(Collected data entries)
----------------------------------------

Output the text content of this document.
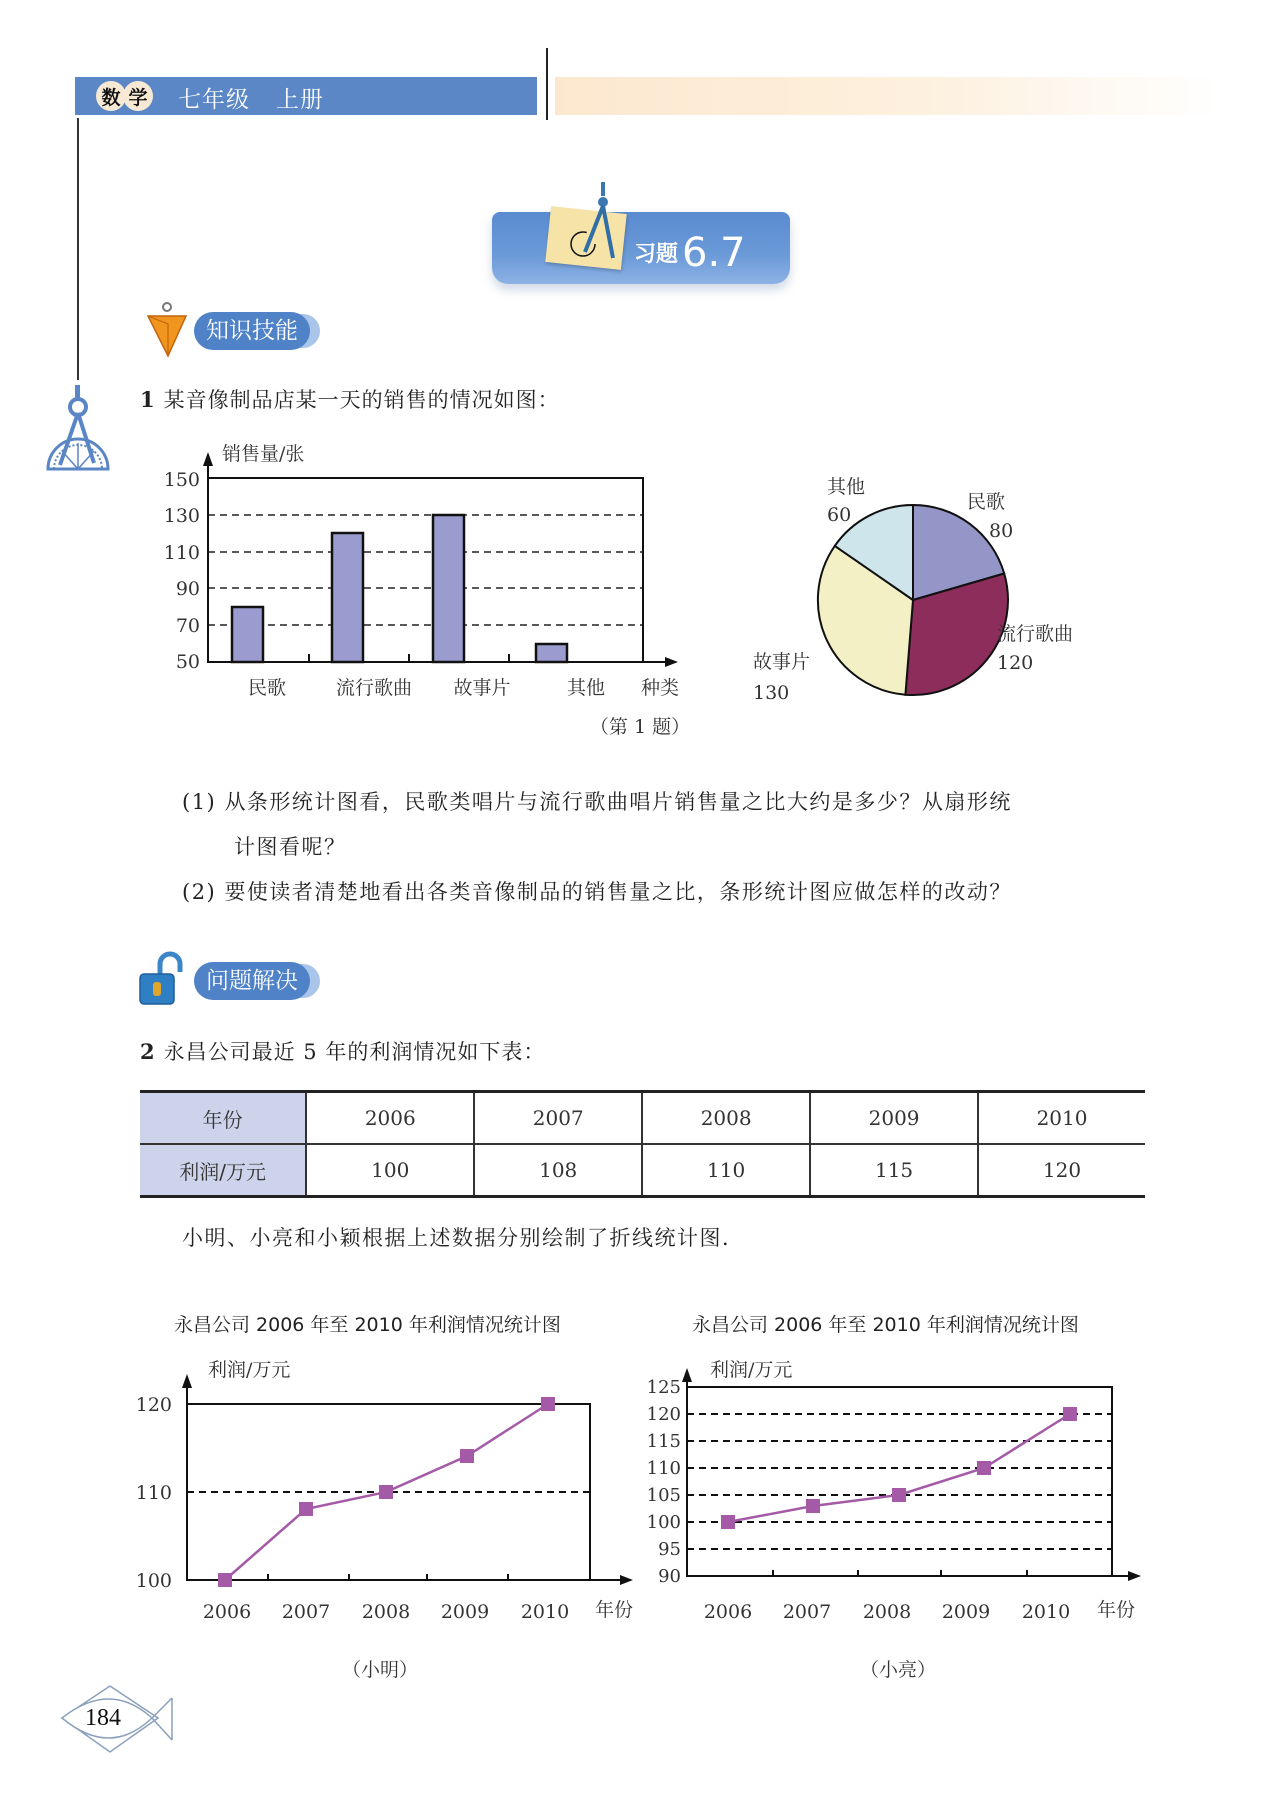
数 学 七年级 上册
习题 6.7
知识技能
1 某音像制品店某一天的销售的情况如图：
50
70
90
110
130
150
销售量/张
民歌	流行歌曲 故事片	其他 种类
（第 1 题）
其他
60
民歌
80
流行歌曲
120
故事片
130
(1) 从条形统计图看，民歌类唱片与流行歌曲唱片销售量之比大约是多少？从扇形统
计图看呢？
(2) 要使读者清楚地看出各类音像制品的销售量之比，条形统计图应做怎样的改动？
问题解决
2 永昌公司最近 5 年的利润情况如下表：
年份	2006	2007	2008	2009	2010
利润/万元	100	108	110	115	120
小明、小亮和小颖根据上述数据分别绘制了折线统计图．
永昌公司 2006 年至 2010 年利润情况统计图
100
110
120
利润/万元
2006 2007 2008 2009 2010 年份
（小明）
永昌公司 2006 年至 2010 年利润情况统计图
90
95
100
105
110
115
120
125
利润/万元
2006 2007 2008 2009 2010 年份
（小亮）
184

----------------------------------------

## Task description
Transcribe the listing above verbatim. Omit the pictures.

## Task output
Output the text content of this document.
数 学 七年级 上册
习题 6.7
知识技能
1 某音像制品店某一天的销售的情况如图：
50
70
90
110
130
150
销售量/张
民歌	流行歌曲 故事片	其他 种类
（第 1 题）
其他
60
民歌
80
流行歌曲
120
故事片
130
(1) 从条形统计图看，民歌类唱片与流行歌曲唱片销售量之比大约是多少？从扇形统
计图看呢？
(2) 要使读者清楚地看出各类音像制品的销售量之比，条形统计图应做怎样的改动？
问题解决
2 永昌公司最近 5 年的利润情况如下表：
年份	2006	2007	2008	2009	2010
利润/万元	100	108	110	115	120
小明、小亮和小颖根据上述数据分别绘制了折线统计图．
永昌公司 2006 年至 2010 年利润情况统计图
100
110
120
利润/万元
2006 2007 2008 2009 2010 年份
（小明）
永昌公司 2006 年至 2010 年利润情况统计图
90
95
100
105
110
115
120
125
利润/万元
2006 2007 2008 2009 2010 年份
（小亮）
184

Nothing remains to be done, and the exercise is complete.